(EXERCISE DESCRIPTION):
Below are records. Copy every line with "screenshot" in it.

(MATERIAL):
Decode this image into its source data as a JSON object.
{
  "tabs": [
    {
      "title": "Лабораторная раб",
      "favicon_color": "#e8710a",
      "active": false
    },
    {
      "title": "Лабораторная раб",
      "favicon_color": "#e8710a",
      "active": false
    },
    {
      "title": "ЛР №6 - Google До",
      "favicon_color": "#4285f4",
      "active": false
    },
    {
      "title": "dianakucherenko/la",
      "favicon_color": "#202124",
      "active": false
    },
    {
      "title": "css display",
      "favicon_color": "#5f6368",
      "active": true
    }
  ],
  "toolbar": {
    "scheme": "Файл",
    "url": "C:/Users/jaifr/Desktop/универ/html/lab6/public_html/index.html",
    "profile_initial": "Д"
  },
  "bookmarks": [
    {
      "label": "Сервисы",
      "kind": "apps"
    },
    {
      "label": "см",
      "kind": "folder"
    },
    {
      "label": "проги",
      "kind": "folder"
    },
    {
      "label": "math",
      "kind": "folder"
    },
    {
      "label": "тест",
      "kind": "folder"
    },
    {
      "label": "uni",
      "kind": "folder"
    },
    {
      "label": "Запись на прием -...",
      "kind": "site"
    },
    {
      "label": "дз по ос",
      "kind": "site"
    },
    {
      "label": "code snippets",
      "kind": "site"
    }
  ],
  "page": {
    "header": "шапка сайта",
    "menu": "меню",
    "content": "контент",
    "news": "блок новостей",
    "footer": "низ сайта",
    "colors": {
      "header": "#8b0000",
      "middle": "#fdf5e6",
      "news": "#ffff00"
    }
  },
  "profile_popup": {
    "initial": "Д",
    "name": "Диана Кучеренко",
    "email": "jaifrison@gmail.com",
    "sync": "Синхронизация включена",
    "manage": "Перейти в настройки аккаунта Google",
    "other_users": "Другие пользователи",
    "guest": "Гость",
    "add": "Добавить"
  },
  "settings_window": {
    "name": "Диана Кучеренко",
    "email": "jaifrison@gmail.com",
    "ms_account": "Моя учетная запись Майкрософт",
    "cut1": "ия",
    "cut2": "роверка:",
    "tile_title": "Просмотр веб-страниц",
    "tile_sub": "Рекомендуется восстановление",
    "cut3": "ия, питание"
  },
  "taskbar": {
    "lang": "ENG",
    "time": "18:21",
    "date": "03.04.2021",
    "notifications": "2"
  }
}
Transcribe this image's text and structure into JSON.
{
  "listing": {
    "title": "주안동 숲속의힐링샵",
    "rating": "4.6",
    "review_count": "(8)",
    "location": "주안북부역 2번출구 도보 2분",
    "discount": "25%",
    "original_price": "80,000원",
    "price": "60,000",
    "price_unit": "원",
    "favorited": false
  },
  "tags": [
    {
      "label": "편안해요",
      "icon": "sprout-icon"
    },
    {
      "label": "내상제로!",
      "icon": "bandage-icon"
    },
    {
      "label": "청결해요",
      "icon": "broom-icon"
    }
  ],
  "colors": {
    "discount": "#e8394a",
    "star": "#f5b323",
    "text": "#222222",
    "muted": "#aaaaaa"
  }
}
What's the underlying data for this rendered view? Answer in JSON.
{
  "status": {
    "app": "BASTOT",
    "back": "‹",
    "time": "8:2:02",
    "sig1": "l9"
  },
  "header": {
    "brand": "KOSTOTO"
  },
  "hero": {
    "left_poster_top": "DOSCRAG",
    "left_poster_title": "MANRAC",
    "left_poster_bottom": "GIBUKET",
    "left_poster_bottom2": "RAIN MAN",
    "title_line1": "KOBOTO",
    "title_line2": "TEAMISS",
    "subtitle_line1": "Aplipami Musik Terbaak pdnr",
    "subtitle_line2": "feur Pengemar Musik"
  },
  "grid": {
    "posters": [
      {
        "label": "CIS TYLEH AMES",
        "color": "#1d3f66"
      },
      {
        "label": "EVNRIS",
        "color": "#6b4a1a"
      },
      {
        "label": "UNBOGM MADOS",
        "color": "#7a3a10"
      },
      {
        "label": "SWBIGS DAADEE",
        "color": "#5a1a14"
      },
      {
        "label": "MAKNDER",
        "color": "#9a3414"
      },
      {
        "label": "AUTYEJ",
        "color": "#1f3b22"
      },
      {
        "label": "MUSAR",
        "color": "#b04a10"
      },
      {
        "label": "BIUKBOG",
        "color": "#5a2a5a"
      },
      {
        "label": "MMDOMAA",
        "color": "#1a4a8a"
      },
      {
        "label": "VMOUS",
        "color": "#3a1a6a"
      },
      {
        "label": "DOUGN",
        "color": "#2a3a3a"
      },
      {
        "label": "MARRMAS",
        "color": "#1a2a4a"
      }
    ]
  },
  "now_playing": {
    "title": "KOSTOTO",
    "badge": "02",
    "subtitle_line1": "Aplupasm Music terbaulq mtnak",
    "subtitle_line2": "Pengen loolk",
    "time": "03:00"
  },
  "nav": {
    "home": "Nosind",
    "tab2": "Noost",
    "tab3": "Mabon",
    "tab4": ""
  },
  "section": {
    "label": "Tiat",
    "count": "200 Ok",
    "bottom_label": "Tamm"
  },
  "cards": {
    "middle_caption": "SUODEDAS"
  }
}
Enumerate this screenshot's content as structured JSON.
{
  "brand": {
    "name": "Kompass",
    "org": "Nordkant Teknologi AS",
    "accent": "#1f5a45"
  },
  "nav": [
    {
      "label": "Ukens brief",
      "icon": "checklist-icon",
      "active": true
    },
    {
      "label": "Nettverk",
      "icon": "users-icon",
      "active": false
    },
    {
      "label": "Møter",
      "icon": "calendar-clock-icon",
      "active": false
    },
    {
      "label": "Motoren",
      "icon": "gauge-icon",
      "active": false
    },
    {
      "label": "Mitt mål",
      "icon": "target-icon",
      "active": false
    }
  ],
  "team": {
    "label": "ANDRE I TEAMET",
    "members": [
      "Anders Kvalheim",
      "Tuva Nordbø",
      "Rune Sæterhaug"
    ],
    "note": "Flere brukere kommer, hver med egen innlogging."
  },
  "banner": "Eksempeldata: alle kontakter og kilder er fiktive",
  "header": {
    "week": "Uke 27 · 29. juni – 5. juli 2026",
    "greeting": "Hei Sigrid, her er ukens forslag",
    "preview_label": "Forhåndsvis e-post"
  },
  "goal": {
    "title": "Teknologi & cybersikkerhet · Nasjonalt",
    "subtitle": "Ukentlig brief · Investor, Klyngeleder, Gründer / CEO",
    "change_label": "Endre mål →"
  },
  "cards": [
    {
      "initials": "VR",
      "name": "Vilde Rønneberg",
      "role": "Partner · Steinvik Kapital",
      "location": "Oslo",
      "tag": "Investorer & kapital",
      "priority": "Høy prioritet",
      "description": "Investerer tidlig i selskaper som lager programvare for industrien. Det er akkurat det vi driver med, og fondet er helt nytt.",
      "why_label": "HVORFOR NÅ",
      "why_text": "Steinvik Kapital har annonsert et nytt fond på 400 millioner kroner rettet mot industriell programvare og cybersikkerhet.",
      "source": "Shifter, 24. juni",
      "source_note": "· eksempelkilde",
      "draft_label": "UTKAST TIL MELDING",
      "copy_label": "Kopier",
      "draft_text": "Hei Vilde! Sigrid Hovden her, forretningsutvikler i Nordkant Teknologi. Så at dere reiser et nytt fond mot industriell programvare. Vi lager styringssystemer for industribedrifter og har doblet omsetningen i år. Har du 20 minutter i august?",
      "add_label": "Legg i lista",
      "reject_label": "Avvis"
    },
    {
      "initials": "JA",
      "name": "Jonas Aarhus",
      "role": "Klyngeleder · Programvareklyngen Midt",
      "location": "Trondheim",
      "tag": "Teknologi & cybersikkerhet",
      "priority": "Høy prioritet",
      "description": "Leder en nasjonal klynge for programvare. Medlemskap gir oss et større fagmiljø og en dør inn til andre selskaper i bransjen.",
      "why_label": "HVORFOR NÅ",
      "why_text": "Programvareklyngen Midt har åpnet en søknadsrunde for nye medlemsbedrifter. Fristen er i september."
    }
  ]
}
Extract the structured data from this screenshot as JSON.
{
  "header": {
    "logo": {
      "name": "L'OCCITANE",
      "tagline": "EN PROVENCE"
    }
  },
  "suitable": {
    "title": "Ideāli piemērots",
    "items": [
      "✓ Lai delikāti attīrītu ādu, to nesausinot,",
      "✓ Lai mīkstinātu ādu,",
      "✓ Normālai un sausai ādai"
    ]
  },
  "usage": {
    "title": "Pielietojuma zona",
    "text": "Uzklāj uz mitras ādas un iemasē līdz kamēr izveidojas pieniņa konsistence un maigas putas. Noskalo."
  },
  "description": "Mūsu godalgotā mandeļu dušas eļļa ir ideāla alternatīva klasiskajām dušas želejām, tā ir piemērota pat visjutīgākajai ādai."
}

(CORRECT RESPONSE):
Enumerate this screenshot's content as structured JSON.
Extract the structured data from this screenshot as JSON.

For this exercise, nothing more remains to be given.